**Information supplied:**
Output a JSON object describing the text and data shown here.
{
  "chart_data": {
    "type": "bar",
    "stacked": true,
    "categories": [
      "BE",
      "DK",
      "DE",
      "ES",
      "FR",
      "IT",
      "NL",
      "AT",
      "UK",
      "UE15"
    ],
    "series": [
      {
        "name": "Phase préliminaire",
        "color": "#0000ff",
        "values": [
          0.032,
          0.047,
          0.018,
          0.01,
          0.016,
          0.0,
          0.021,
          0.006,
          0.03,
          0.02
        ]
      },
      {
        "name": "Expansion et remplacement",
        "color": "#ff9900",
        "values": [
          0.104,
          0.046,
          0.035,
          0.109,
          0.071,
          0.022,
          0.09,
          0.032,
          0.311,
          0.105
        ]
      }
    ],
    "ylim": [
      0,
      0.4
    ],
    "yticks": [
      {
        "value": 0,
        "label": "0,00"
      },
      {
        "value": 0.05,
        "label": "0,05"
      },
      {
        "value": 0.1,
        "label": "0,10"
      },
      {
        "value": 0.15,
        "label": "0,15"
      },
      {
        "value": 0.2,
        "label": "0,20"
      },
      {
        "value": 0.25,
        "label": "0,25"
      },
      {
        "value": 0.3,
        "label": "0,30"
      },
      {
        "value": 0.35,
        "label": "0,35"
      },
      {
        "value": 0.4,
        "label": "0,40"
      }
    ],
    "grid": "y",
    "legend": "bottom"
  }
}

**Task description:** Copy down every line of the entries containing the word "label".

**Answer to this problem:**
        "label": "0,00"
        "label": "0,05"
        "label": "0,10"
        "label": "0,15"
        "label": "0,20"
        "label": "0,25"
        "label": "0,30"
        "label": "0,35"
        "label": "0,40"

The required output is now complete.